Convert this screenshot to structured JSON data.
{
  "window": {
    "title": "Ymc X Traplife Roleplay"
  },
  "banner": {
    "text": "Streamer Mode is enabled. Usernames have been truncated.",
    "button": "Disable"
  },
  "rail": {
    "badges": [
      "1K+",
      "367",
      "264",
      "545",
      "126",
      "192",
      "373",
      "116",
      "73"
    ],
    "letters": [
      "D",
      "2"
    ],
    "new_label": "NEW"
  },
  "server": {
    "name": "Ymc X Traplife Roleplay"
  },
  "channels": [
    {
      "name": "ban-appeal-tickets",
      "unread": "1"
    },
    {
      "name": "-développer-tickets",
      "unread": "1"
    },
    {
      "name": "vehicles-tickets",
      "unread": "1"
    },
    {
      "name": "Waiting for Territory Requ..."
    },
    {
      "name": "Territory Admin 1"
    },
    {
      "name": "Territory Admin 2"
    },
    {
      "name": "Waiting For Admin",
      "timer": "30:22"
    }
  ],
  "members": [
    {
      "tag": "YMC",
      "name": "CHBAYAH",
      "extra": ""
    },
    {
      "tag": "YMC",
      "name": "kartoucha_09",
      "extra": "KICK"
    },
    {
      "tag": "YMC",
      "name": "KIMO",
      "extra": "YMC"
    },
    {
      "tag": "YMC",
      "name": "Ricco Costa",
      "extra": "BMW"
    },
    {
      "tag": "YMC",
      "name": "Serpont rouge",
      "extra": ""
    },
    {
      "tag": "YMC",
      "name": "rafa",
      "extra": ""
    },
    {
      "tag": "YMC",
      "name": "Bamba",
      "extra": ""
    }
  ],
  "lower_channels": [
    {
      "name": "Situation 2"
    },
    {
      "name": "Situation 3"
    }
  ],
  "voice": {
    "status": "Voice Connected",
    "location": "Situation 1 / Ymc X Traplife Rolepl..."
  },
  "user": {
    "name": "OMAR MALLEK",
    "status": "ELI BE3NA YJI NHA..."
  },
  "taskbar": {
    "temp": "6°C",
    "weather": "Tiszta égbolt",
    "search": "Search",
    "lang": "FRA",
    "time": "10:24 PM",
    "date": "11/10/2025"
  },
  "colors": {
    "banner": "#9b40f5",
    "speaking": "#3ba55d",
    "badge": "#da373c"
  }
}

**JOB**:
Gather and copy every line of the data in which the string "Traplife" is found.

**FINAL RESULT**:
    "title": "Ymc X Traplife Roleplay"
    "name": "Ymc X Traplife Roleplay"
    "location": "Situation 1 / Ymc X Traplife Rolepl..."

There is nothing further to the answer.